* [Stored rows]:
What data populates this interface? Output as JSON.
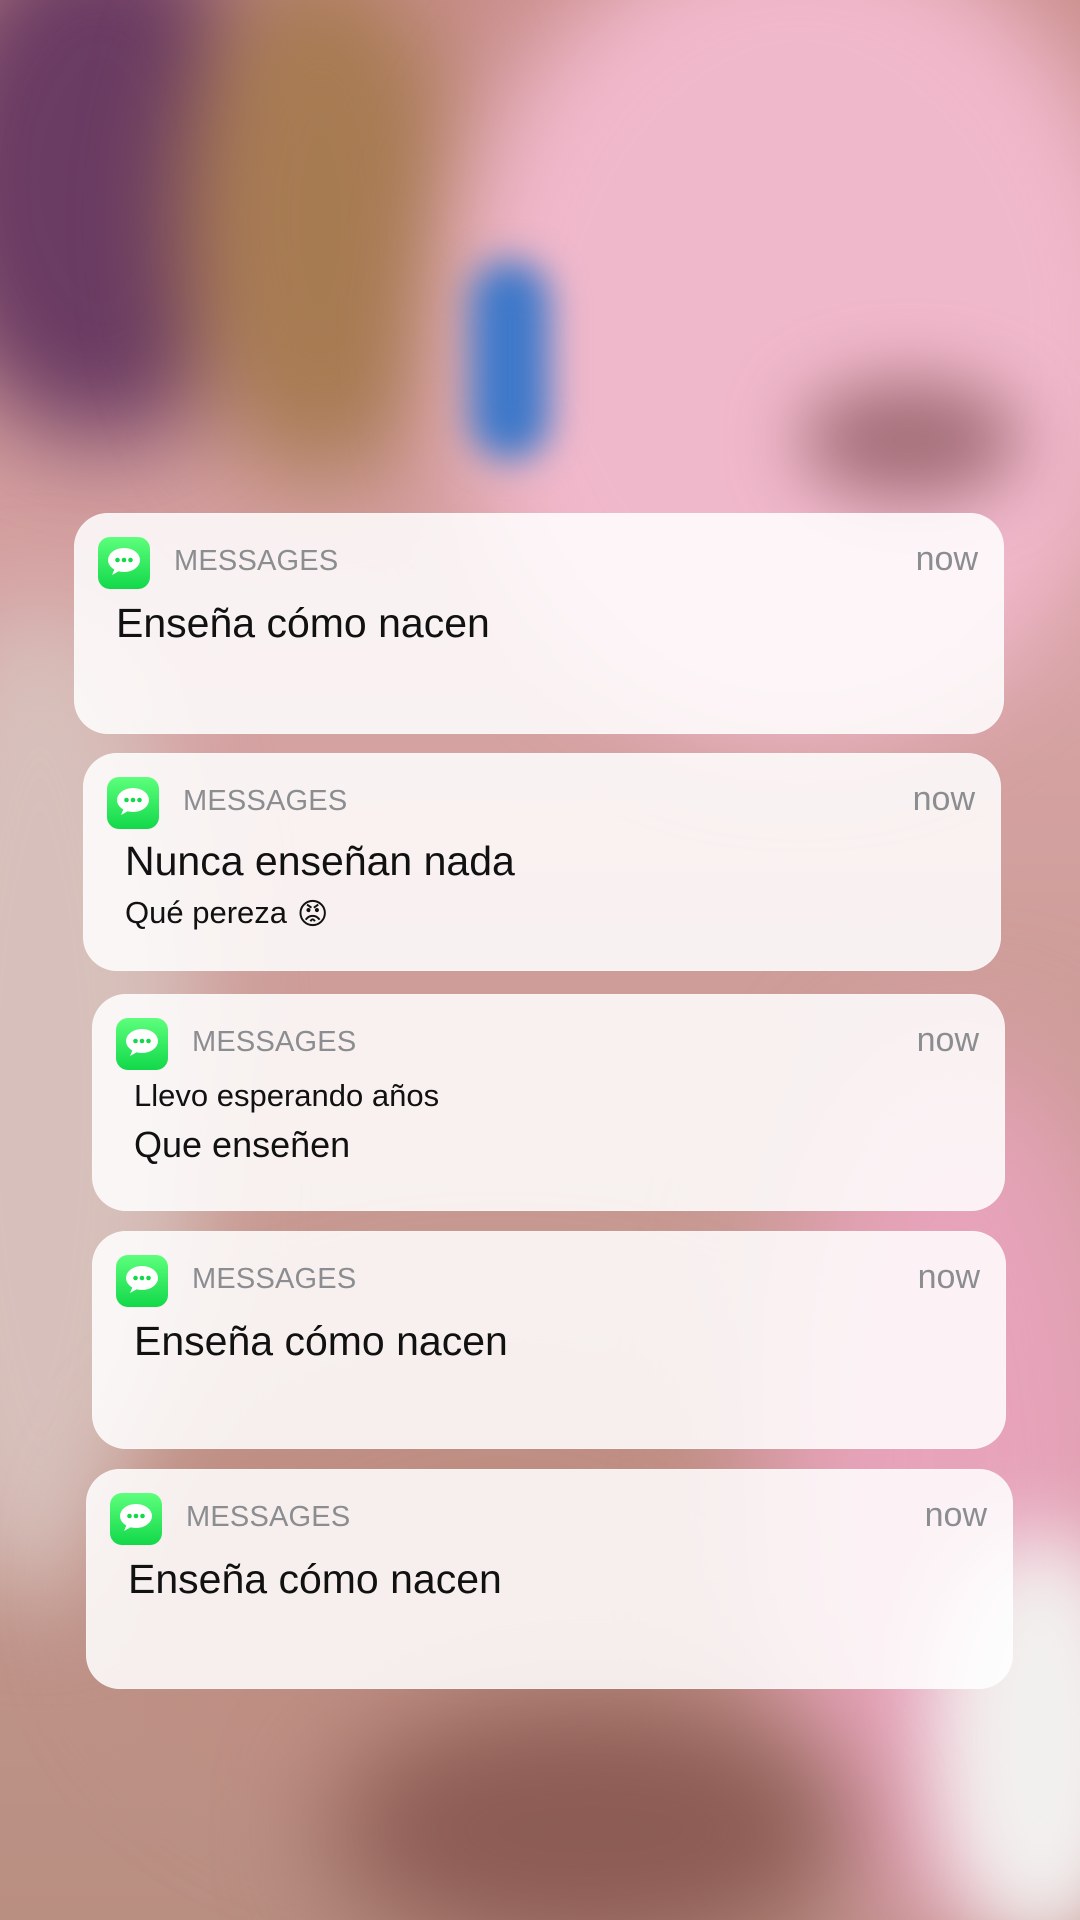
{
  "notifications": [
    {
      "app": "MESSAGES",
      "time": "now",
      "line1": "Enseña cómo nacen"
    },
    {
      "app": "MESSAGES",
      "time": "now",
      "line1": "Nunca enseñan nada",
      "line2": "Qué pereza",
      "emoji": "😡"
    },
    {
      "app": "MESSAGES",
      "time": "now",
      "line1": "Llevo esperando años",
      "line2": "Que enseñen"
    },
    {
      "app": "MESSAGES",
      "time": "now",
      "line1": "Enseña cómo nacen"
    },
    {
      "app": "MESSAGES",
      "time": "now",
      "line1": "Enseña cómo nacen"
    }
  ],
  "icons": {
    "app_icon": "messages-icon"
  }
}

* [Exercise aim]:
Leave out the pictures and output every record above precisely as given.

* [Answer to this problem]:
What data populates this interface? Output as JSON.
{
  "notifications": [
    {
      "app": "MESSAGES",
      "time": "now",
      "line1": "Enseña cómo nacen"
    },
    {
      "app": "MESSAGES",
      "time": "now",
      "line1": "Nunca enseñan nada",
      "line2": "Qué pereza",
      "emoji": "😡"
    },
    {
      "app": "MESSAGES",
      "time": "now",
      "line1": "Llevo esperando años",
      "line2": "Que enseñen"
    },
    {
      "app": "MESSAGES",
      "time": "now",
      "line1": "Enseña cómo nacen"
    },
    {
      "app": "MESSAGES",
      "time": "now",
      "line1": "Enseña cómo nacen"
    }
  ],
  "icons": {
    "app_icon": "messages-icon"
  }
}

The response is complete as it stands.